TASK STATEMENT:
Leave out the pictures and reproduce all of the data exactly.

Excerpts from a figure dataset:
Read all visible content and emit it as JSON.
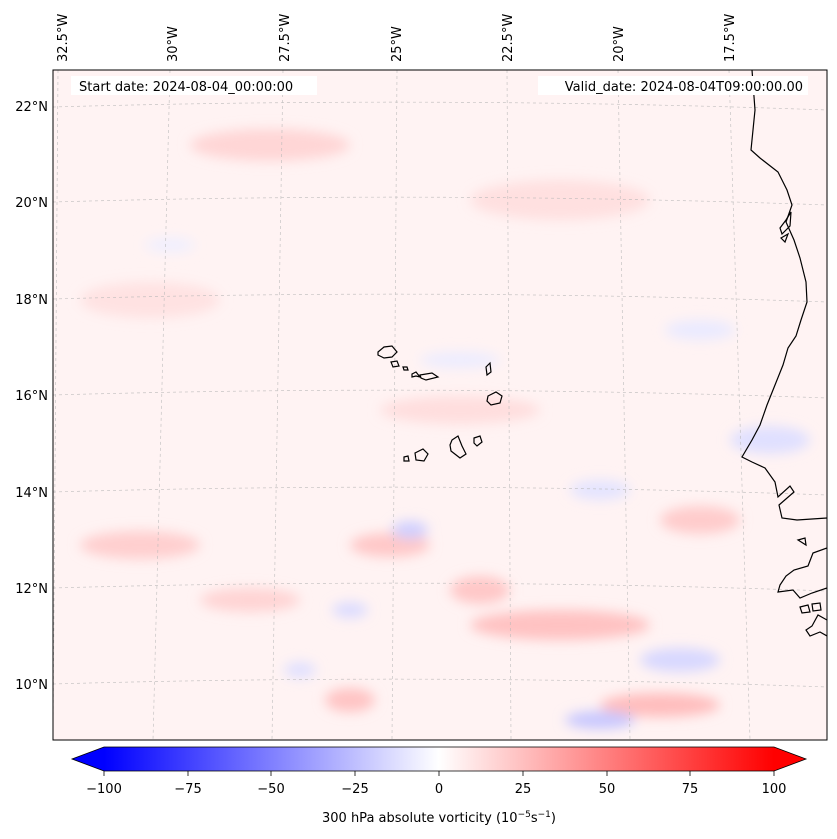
{
  "map": {
    "lon_labels": [
      "32.5°W",
      "30°W",
      "27.5°W",
      "25°W",
      "22.5°W",
      "20°W",
      "17.5°W"
    ],
    "lat_labels": [
      "22°N",
      "20°N",
      "18°N",
      "16°N",
      "14°N",
      "12°N",
      "10°N"
    ],
    "start_date": "Start date: 2024-08-04_00:00:00",
    "valid_date": "Valid_date: 2024-08-04T09:00:00.00",
    "field": "300 hPa absolute vorticity",
    "extent": {
      "lon_min": -32.5,
      "lon_max": -15.5,
      "lat_min": 8.9,
      "lat_max": 22.8
    },
    "gridlines": true,
    "coastline_color": "#000000"
  },
  "colorbar": {
    "ticks": [
      "−100",
      "−75",
      "−50",
      "−25",
      "0",
      "25",
      "50",
      "75",
      "100"
    ],
    "tick_values": [
      -100,
      -75,
      -50,
      -25,
      0,
      25,
      50,
      75,
      100
    ],
    "range": [
      -100,
      100
    ],
    "colormap": "bwr",
    "extend": "both",
    "low_color": "#0000ff",
    "mid_color": "#ffffff",
    "high_color": "#ff0000",
    "label_main": "300 hPa absolute vorticity (10",
    "label_sup1": "−5",
    "label_mid": "s",
    "label_sup2": "−1",
    "label_end": ")"
  }
}
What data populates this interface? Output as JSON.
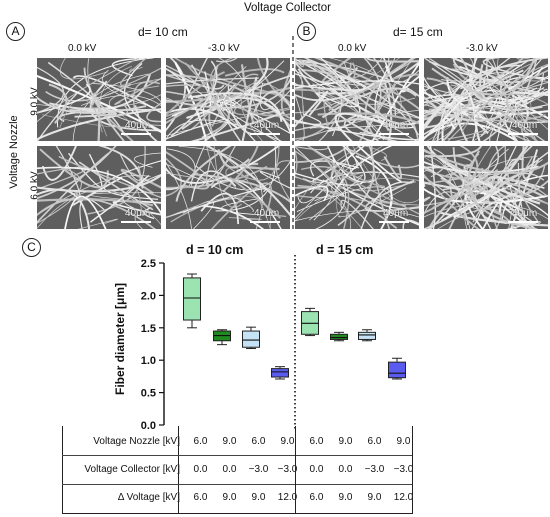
{
  "figure_title": "Voltage Collector",
  "panel_A": {
    "letter": "A",
    "distance_label": "d= 10 cm",
    "columns": [
      "0.0 kV",
      "-3.0 kV"
    ]
  },
  "panel_B": {
    "letter": "B",
    "distance_label": "d= 15 cm",
    "columns": [
      "0.0 kV",
      "-3.0 kV"
    ]
  },
  "row_axis_label": "Voltage Nozzle",
  "rows": [
    "9.0 kV",
    "6.0 kV"
  ],
  "scale_bar_label": "40μm",
  "panel_C": {
    "letter": "C",
    "group_titles": [
      "d = 10 cm",
      "d = 15 cm"
    ]
  },
  "table": {
    "rows": [
      {
        "label": "Voltage Nozzle [kV]",
        "values": [
          "6.0",
          "9.0",
          "6.0",
          "9.0",
          "6.0",
          "9.0",
          "6.0",
          "9.0"
        ]
      },
      {
        "label": "Voltage Collector [kV]",
        "values": [
          "0.0",
          "0.0",
          "−3.0",
          "−3.0",
          "0.0",
          "0.0",
          "−3.0",
          "−3.0"
        ]
      },
      {
        "label": "Δ Voltage [kV]",
        "values": [
          "6.0",
          "9.0",
          "9.0",
          "12.0",
          "6.0",
          "9.0",
          "9.0",
          "12.0"
        ]
      }
    ]
  },
  "chart_data": {
    "type": "box",
    "ylabel": "Fiber diameter [μm]",
    "ylim": [
      0.0,
      2.5
    ],
    "yticks": [
      "0.0",
      "0.5",
      "1.0",
      "1.5",
      "2.0",
      "2.5"
    ],
    "colors": [
      "#9be3b0",
      "#1f8a1f",
      "#c6e2f5",
      "#5a5cf0",
      "#9be3b0",
      "#1f8a1f",
      "#c6e2f5",
      "#5a5cf0"
    ],
    "boxes": [
      {
        "min": 1.5,
        "q1": 1.62,
        "median": 1.96,
        "q3": 2.27,
        "max": 2.33
      },
      {
        "min": 1.24,
        "q1": 1.3,
        "median": 1.38,
        "q3": 1.45,
        "max": 1.47
      },
      {
        "min": 1.18,
        "q1": 1.2,
        "median": 1.31,
        "q3": 1.45,
        "max": 1.51
      },
      {
        "min": 0.71,
        "q1": 0.74,
        "median": 0.82,
        "q3": 0.87,
        "max": 0.9
      },
      {
        "min": 1.38,
        "q1": 1.4,
        "median": 1.57,
        "q3": 1.75,
        "max": 1.8
      },
      {
        "min": 1.3,
        "q1": 1.32,
        "median": 1.35,
        "q3": 1.4,
        "max": 1.43
      },
      {
        "min": 1.3,
        "q1": 1.32,
        "median": 1.39,
        "q3": 1.43,
        "max": 1.47
      },
      {
        "min": 0.71,
        "q1": 0.73,
        "median": 0.8,
        "q3": 0.97,
        "max": 1.03
      }
    ]
  }
}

EXPECTED ANSWER:
Read all visible content and emit it as JSON.
{
  "map": {
    "lon_labels": [
      "32.5°W",
      "30°W",
      "27.5°W",
      "25°W",
      "22.5°W",
      "20°W",
      "17.5°W"
    ],
    "lat_labels": [
      "22°N",
      "20°N",
      "18°N",
      "16°N",
      "14°N",
      "12°N",
      "10°N"
    ],
    "start_date": "Start date: 2024-08-04_00:00:00",
    "valid_date": "Valid_date: 2024-08-04T09:00:00.00",
    "field": "300 hPa absolute vorticity",
    "extent": {
      "lon_min": -32.5,
      "lon_max": -15.5,
      "lat_min": 8.9,
      "lat_max": 22.8
    },
    "gridlines": true,
    "coastline_color": "#000000"
  },
  "colorbar": {
    "ticks": [
      "−100",
      "−75",
      "−50",
      "−25",
      "0",
      "25",
      "50",
      "75",
      "100"
    ],
    "tick_values": [
      -100,
      -75,
      -50,
      -25,
      0,
      25,
      50,
      75,
      100
    ],
    "range": [
      -100,
      100
    ],
    "colormap": "bwr",
    "extend": "both",
    "low_color": "#0000ff",
    "mid_color": "#ffffff",
    "high_color": "#ff0000",
    "label_main": "300 hPa absolute vorticity (10",
    "label_sup1": "−5",
    "label_mid": "s",
    "label_sup2": "−1",
    "label_end": ")"
  }
}
What data populates this interface? Output as JSON.
{
  "figure_title": "Voltage Collector",
  "panel_A": {
    "letter": "A",
    "distance_label": "d= 10 cm",
    "columns": [
      "0.0 kV",
      "-3.0 kV"
    ]
  },
  "panel_B": {
    "letter": "B",
    "distance_label": "d= 15 cm",
    "columns": [
      "0.0 kV",
      "-3.0 kV"
    ]
  },
  "row_axis_label": "Voltage Nozzle",
  "rows": [
    "9.0 kV",
    "6.0 kV"
  ],
  "scale_bar_label": "40μm",
  "panel_C": {
    "letter": "C",
    "group_titles": [
      "d = 10 cm",
      "d = 15 cm"
    ]
  },
  "table": {
    "rows": [
      {
        "label": "Voltage Nozzle [kV]",
        "values": [
          "6.0",
          "9.0",
          "6.0",
          "9.0",
          "6.0",
          "9.0",
          "6.0",
          "9.0"
        ]
      },
      {
        "label": "Voltage Collector [kV]",
        "values": [
          "0.0",
          "0.0",
          "−3.0",
          "−3.0",
          "0.0",
          "0.0",
          "−3.0",
          "−3.0"
        ]
      },
      {
        "label": "Δ Voltage [kV]",
        "values": [
          "6.0",
          "9.0",
          "9.0",
          "12.0",
          "6.0",
          "9.0",
          "9.0",
          "12.0"
        ]
      }
    ]
  },
  "chart_data": {
    "type": "box",
    "ylabel": "Fiber diameter [μm]",
    "ylim": [
      0.0,
      2.5
    ],
    "yticks": [
      "0.0",
      "0.5",
      "1.0",
      "1.5",
      "2.0",
      "2.5"
    ],
    "colors": [
      "#9be3b0",
      "#1f8a1f",
      "#c6e2f5",
      "#5a5cf0",
      "#9be3b0",
      "#1f8a1f",
      "#c6e2f5",
      "#5a5cf0"
    ],
    "boxes": [
      {
        "min": 1.5,
        "q1": 1.62,
        "median": 1.96,
        "q3": 2.27,
        "max": 2.33
      },
      {
        "min": 1.24,
        "q1": 1.3,
        "median": 1.38,
        "q3": 1.45,
        "max": 1.47
      },
      {
        "min": 1.18,
        "q1": 1.2,
        "median": 1.31,
        "q3": 1.45,
        "max": 1.51
      },
      {
        "min": 0.71,
        "q1": 0.74,
        "median": 0.82,
        "q3": 0.87,
        "max": 0.9
      },
      {
        "min": 1.38,
        "q1": 1.4,
        "median": 1.57,
        "q3": 1.75,
        "max": 1.8
      },
      {
        "min": 1.3,
        "q1": 1.32,
        "median": 1.35,
        "q3": 1.4,
        "max": 1.43
      },
      {
        "min": 1.3,
        "q1": 1.32,
        "median": 1.39,
        "q3": 1.43,
        "max": 1.47
      },
      {
        "min": 0.71,
        "q1": 0.73,
        "median": 0.8,
        "q3": 0.97,
        "max": 1.03
      }
    ]
  }
}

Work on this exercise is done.